*PROBLEM REQUIREMENTS*
Without the pictures, return each record as it appears.

*TASK INPUT*
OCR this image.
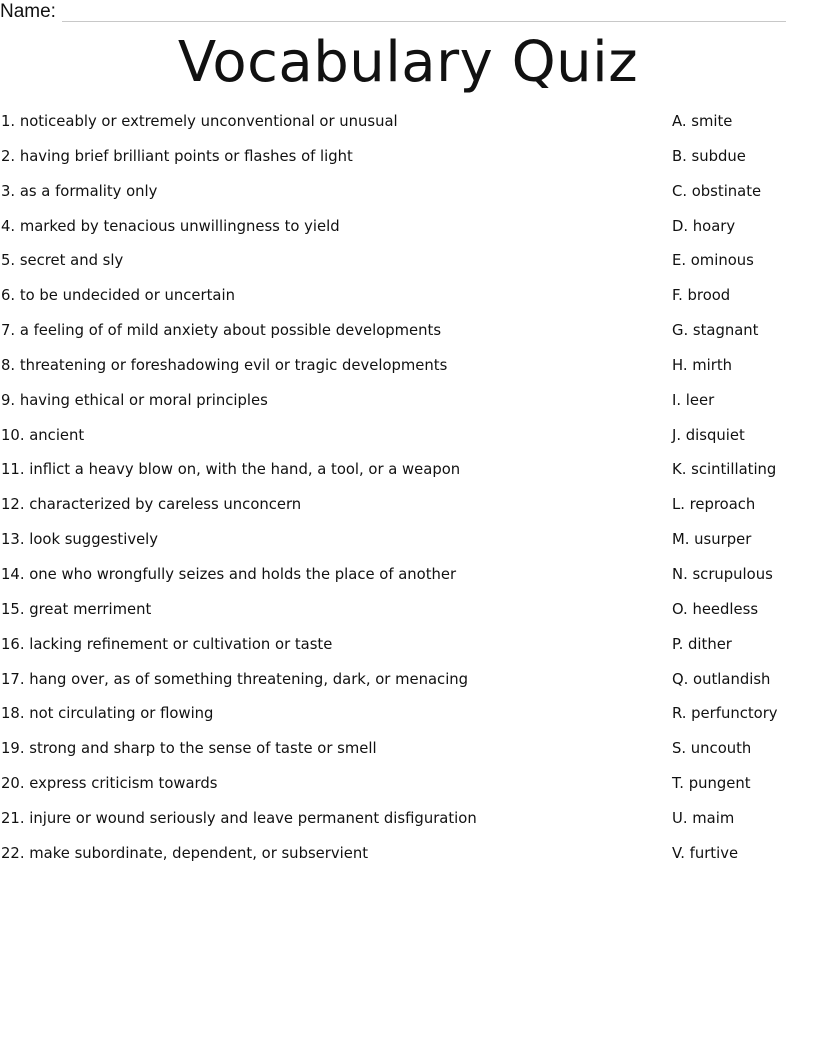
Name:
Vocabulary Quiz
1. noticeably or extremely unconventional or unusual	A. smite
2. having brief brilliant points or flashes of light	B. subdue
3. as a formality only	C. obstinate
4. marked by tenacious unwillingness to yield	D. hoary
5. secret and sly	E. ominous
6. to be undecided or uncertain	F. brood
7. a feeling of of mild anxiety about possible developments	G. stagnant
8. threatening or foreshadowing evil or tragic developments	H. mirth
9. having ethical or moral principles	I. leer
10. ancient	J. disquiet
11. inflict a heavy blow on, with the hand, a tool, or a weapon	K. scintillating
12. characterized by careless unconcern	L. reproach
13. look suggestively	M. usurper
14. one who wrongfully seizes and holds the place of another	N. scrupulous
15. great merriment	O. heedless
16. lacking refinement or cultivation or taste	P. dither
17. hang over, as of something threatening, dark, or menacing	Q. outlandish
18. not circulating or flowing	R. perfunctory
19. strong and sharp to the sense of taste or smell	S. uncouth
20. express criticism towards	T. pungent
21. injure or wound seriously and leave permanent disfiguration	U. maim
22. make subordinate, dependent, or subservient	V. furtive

*EXERCISE RESPONSE*
OCR this image.
Name:
Vocabulary Quiz
1. noticeably or extremely unconventional or unusual	A. smite
2. having brief brilliant points or flashes of light	B. subdue
3. as a formality only	C. obstinate
4. marked by tenacious unwillingness to yield	D. hoary
5. secret and sly	E. ominous
6. to be undecided or uncertain	F. brood
7. a feeling of of mild anxiety about possible developments	G. stagnant
8. threatening or foreshadowing evil or tragic developments	H. mirth
9. having ethical or moral principles	I. leer
10. ancient	J. disquiet
11. inflict a heavy blow on, with the hand, a tool, or a weapon	K. scintillating
12. characterized by careless unconcern	L. reproach
13. look suggestively	M. usurper
14. one who wrongfully seizes and holds the place of another	N. scrupulous
15. great merriment	O. heedless
16. lacking refinement or cultivation or taste	P. dither
17. hang over, as of something threatening, dark, or menacing	Q. outlandish
18. not circulating or flowing	R. perfunctory
19. strong and sharp to the sense of taste or smell	S. uncouth
20. express criticism towards	T. pungent
21. injure or wound seriously and leave permanent disfiguration	U. maim
22. make subordinate, dependent, or subservient	V. furtive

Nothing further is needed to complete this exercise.